▸ SHORT TASK:
What is the number of lines containing the string "vomiting"? Answer with the number only.

········

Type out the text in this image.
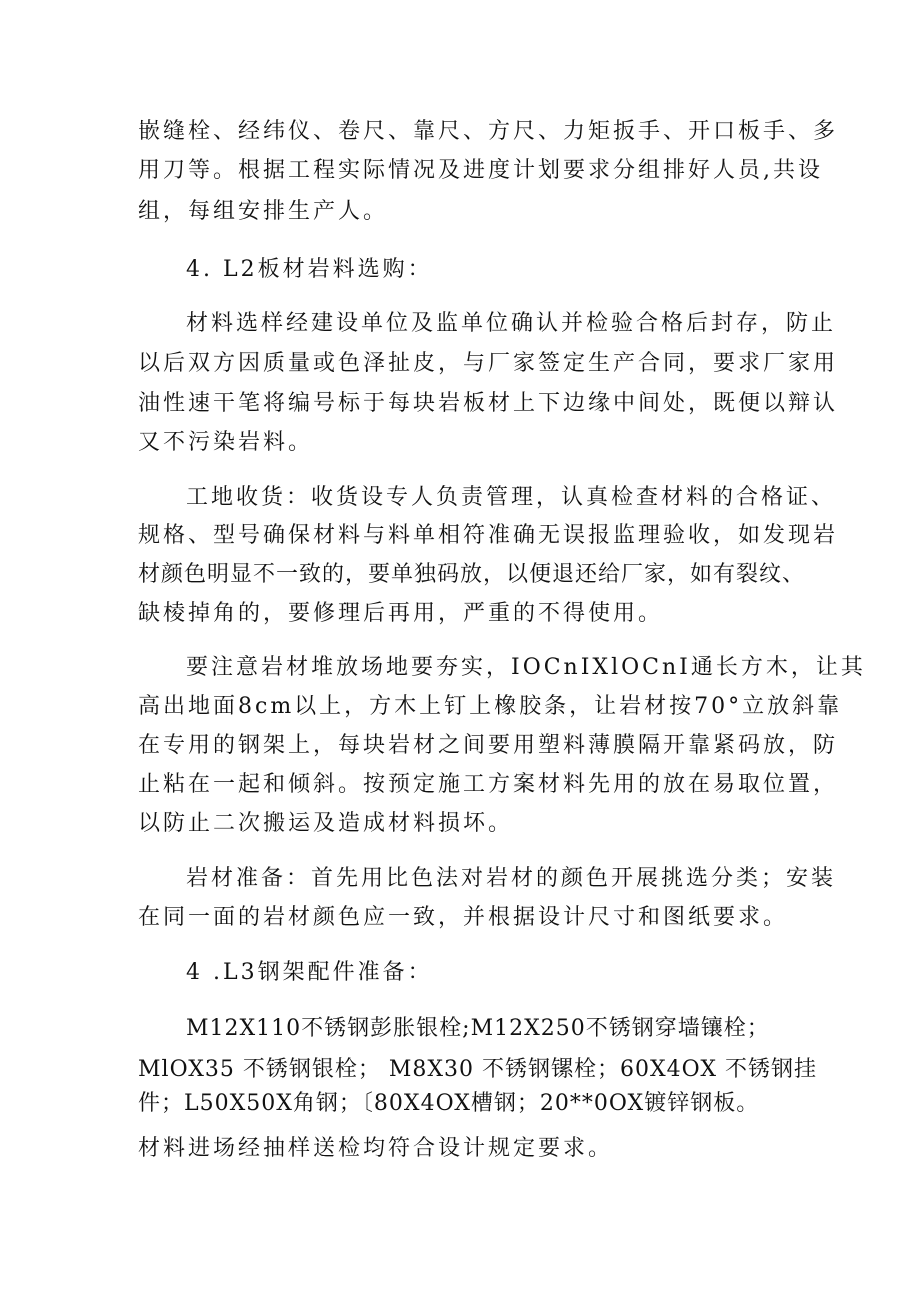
嵌缝栓、经纬仪、卷尺、靠尺、方尺、力矩扳手、开口板手、多
用刀等。根据工程实际情况及进度计划要求分组排好人员,共设
组，每组安排生产人。
4. L2板材岩料选购：
材料选样经建设单位及监单位确认并检验合格后封存，防止
以后双方因质量或色泽扯皮，与厂家签定生产合同，要求厂家用
油性速干笔将编号标于每块岩板材上下边缘中间处，既便以辩认
又不污染岩料。
工地收货：收货设专人负责管理，认真检查材料的合格证、
规格、型号确保材料与料单相符准确无误报监理验收，如发现岩
材颜色明显不一致的，要单独码放，以便退还给厂家，如有裂纹、
缺棱掉角的，要修理后再用，严重的不得使用。
要注意岩材堆放场地要夯实，IOCnIXlOCnI通长方木，让其
高出地面8cm以上，方木上钉上橡胶条，让岩材按70°立放斜靠
在专用的钢架上，每块岩材之间要用塑料薄膜隔开靠紧码放，防
止粘在一起和倾斜。按预定施工方案材料先用的放在易取位置，
以防止二次搬运及造成材料损坏。
岩材准备：首先用比色法对岩材的颜色开展挑选分类；安装
在同一面的岩材颜色应一致，并根据设计尺寸和图纸要求。
4 .L3钢架配件准备：
M12X110不锈钢彭胀银栓;M12X250不锈钢穿墙镶栓；
MlOX35 不锈钢银栓； M8X30 不锈钢镙栓；60X4OX 不锈钢挂
件；L50X50X角钢；〔80X4OX槽钢；20**0OX镀锌钢板。
材料进场经抽样送检均符合设计规定要求。
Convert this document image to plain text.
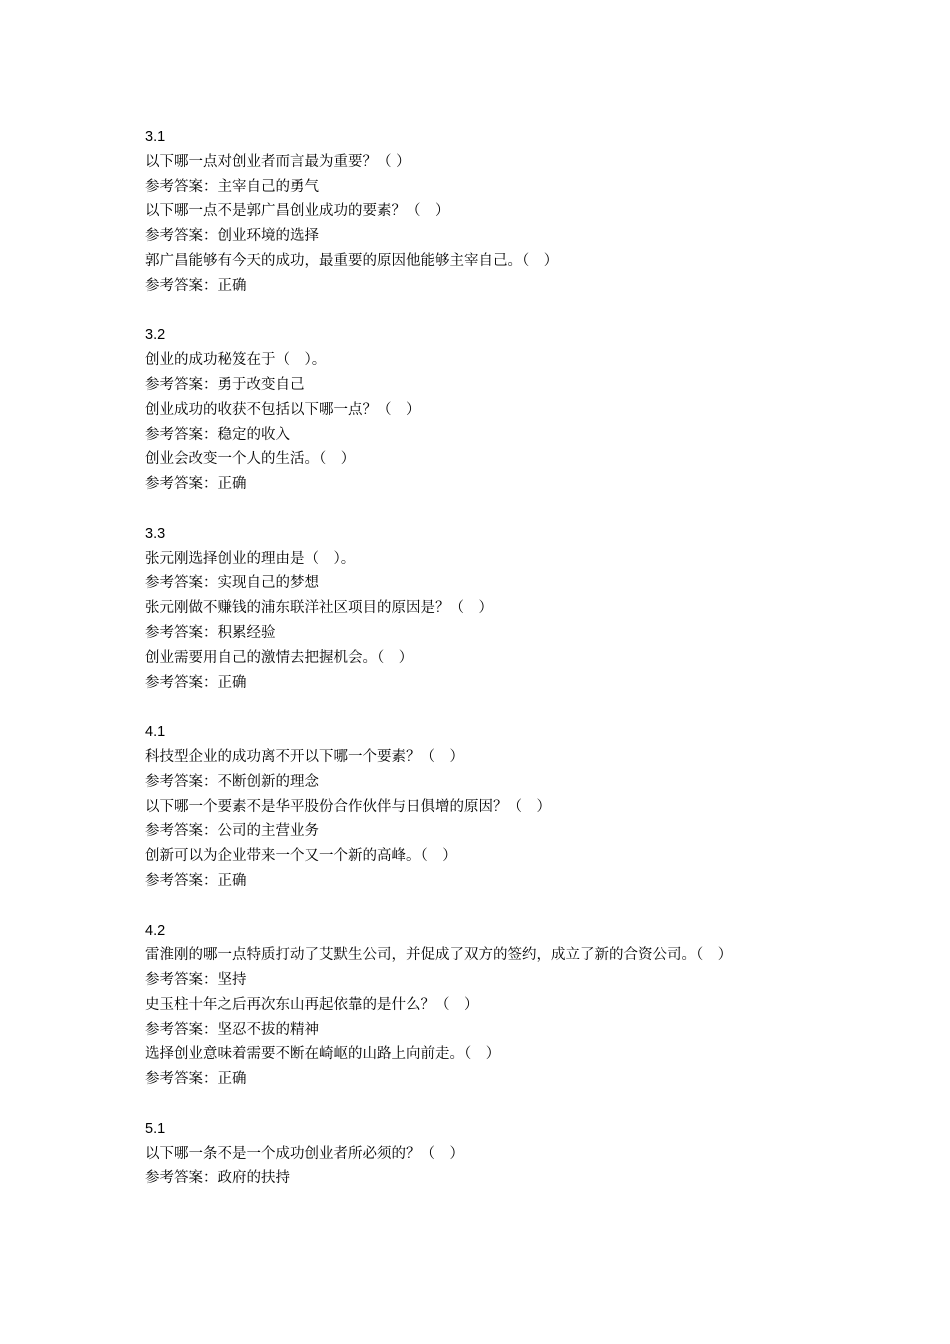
3.1
以下哪一点对创业者而言最为重要？（ ）
参考答案：主宰自己的勇气
以下哪一点不是郭广昌创业成功的要素？（　）
参考答案：创业环境的选择
郭广昌能够有今天的成功，最重要的原因他能够主宰自己。（　）
参考答案：正确
3.2
创业的成功秘笈在于（　）。
参考答案：勇于改变自己
创业成功的收获不包括以下哪一点？（　）
参考答案：稳定的收入
创业会改变一个人的生活。（　）
参考答案：正确
3.3
张元刚选择创业的理由是（　）。
参考答案：实现自己的梦想
张元刚做不赚钱的浦东联洋社区项目的原因是？（　）
参考答案：积累经验
创业需要用自己的激情去把握机会。（　）
参考答案：正确
4.1
科技型企业的成功离不开以下哪一个要素？（　）
参考答案：不断创新的理念
以下哪一个要素不是华平股份合作伙伴与日俱增的原因？（　）
参考答案：公司的主营业务
创新可以为企业带来一个又一个新的高峰。（　）
参考答案：正确
4.2
雷淮刚的哪一点特质打动了艾默生公司，并促成了双方的签约，成立了新的合资公司。（　）
参考答案：坚持
史玉柱十年之后再次东山再起依靠的是什么？（　）
参考答案：坚忍不拔的精神
选择创业意味着需要不断在崎岖的山路上向前走。（　）
参考答案：正确
5.1
以下哪一条不是一个成功创业者所必须的？（　）
参考答案：政府的扶持
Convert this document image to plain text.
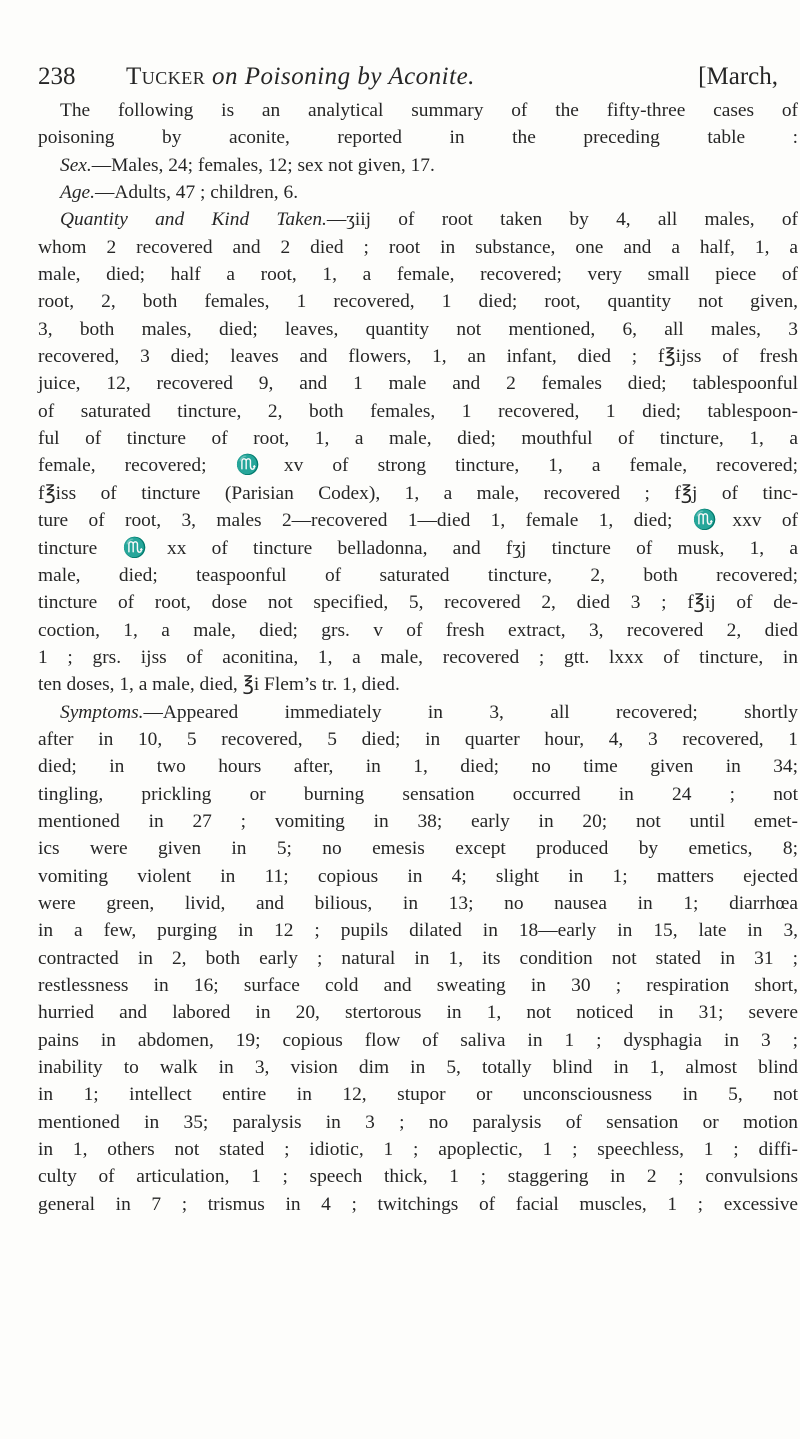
238 Tucker on Poisoning by Aconite.	[March,
The following is an analytical summary of the fifty-three cases of
poisoning by aconite, reported in the preceding table :
Sex.—Males, 24; females, 12; sex not given, 17.
Age.—Adults, 47 ; children, 6.
Quantity and Kind Taken.—ʒiij of root taken by 4, all males, of
whom 2 recovered and 2 died ; root in substance, one and a half, 1, a
male, died; half a root, 1, a female, recovered; very small piece of
root, 2, both females, 1 recovered, 1 died; root, quantity not given,
3, both males, died; leaves, quantity not mentioned, 6, all males, 3
recovered, 3 died; leaves and flowers, 1, an infant, died ; f℥ijss of fresh
juice, 12, recovered 9, and 1 male and 2 females died; tablespoonful
of saturated tincture, 2, both females, 1 recovered, 1 died; tablespoon-
ful of tincture of root, 1, a male, died; mouthful of tincture, 1, a
female, recovered; ♏xv of strong tincture, 1, a female, recovered;
f℥iss of tincture (Parisian Codex), 1, a male, recovered ; f℥j of tinc-
ture of root, 3, males 2—recovered 1—died 1, female 1, died; ♏xxv of
tincture ♏xx of tincture belladonna, and fʒj tincture of musk, 1, a
male, died; teaspoonful of saturated tincture, 2, both recovered;
tincture of root, dose not specified, 5, recovered 2, died 3 ; f℥ij of de-
coction, 1, a male, died; grs. v of fresh extract, 3, recovered 2, died
1 ; grs. ijss of aconitina, 1, a male, recovered ; gtt. lxxx of tincture, in
ten doses, 1, a male, died, ℥i Flem’s tr. 1, died.
Symptoms.—Appeared immediately in 3, all recovered; shortly
after in 10, 5 recovered, 5 died; in quarter hour, 4, 3 recovered, 1
died; in two hours after, in 1, died; no time given in 34;
tingling, prickling or burning sensation occurred in 24 ; not
mentioned in 27 ; vomiting in 38; early in 20; not until emet-
ics were given in 5; no emesis except produced by emetics, 8;
vomiting violent in 11; copious in 4; slight in 1; matters ejected
were green, livid, and bilious, in 13; no nausea in 1; diarrhœa
in a few, purging in 12 ; pupils dilated in 18—early in 15, late in 3,
contracted in 2, both early ; natural in 1, its condition not stated in 31 ;
restlessness in 16; surface cold and sweating in 30 ; respiration short,
hurried and labored in 20, stertorous in 1, not noticed in 31; severe
pains in abdomen, 19; copious flow of saliva in 1 ; dysphagia in 3 ;
inability to walk in 3, vision dim in 5, totally blind in 1, almost blind
in 1; intellect entire in 12, stupor or unconsciousness in 5, not
mentioned in 35; paralysis in 3 ; no paralysis of sensation or motion
in 1, others not stated ; idiotic, 1 ; apoplectic, 1 ; speechless, 1 ; diffi-
culty of articulation, 1 ; speech thick, 1 ; staggering in 2 ; convulsions
general in 7 ; trismus in 4 ; twitchings of facial muscles, 1 ; excessive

········

▸ THE RESULT:
2